The input START

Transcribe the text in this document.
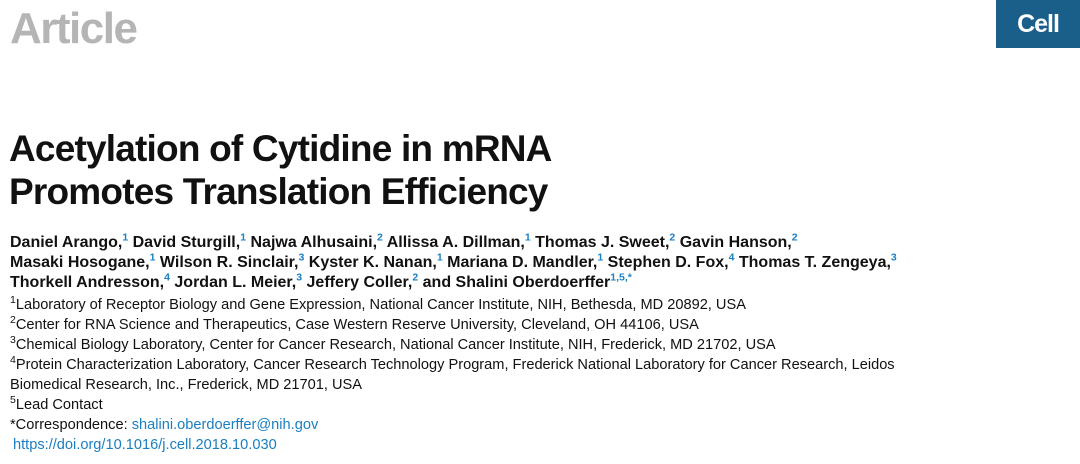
Article	Cell
Acetylation of Cytidine in mRNA
Promotes Translation Efficiency
Daniel Arango,$^1$ David Sturgill,$^1$ Najwa Alhusaini,$^2$ Allissa A. Dillman,$^1$ Thomas J. Sweet,$^2$ Gavin Hanson,$^2$
Masaki Hosogane,$^1$ Wilson R. Sinclair,$^3$ Kyster K. Nanan,$^1$ Mariana D. Mandler,$^1$ Stephen D. Fox,$^4$ Thomas T. Zengeya,$^3$
Thorkell Andresson,$^4$ Jordan L. Meier,$^3$ Jeffery Coller,$^2$ and Shalini Oberdoerffer$^{1,5,*}$
$^1$Laboratory of Receptor Biology and Gene Expression, National Cancer Institute, NIH, Bethesda, MD 20892, USA
$^2$Center for RNA Science and Therapeutics, Case Western Reserve University, Cleveland, OH 44106, USA
$^3$Chemical Biology Laboratory, Center for Cancer Research, National Cancer Institute, NIH, Frederick, MD 21702, USA
$^4$Protein Characterization Laboratory, Cancer Research Technology Program, Frederick National Laboratory for Cancer Research, Leidos
Biomedical Research, Inc., Frederick, MD 21701, USA
$^5$Lead Contact
*Correspondence: shalini.oberdoerffer@nih.gov
https://doi.org/10.1016/j.cell.2018.10.030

The input END

What to do =
Copy out the lines of the records above in which the string "Frederick" appears.

Written solution =
$^3$Chemical Biology Laboratory, Center for Cancer Research, National Cancer Institute, NIH, Frederick, MD 21702, USA
$^4$Protein Characterization Laboratory, Cancer Research Technology Program, Frederick National Laboratory for Cancer Research, Leidos
Biomedical Research, Inc., Frederick, MD 21701, USA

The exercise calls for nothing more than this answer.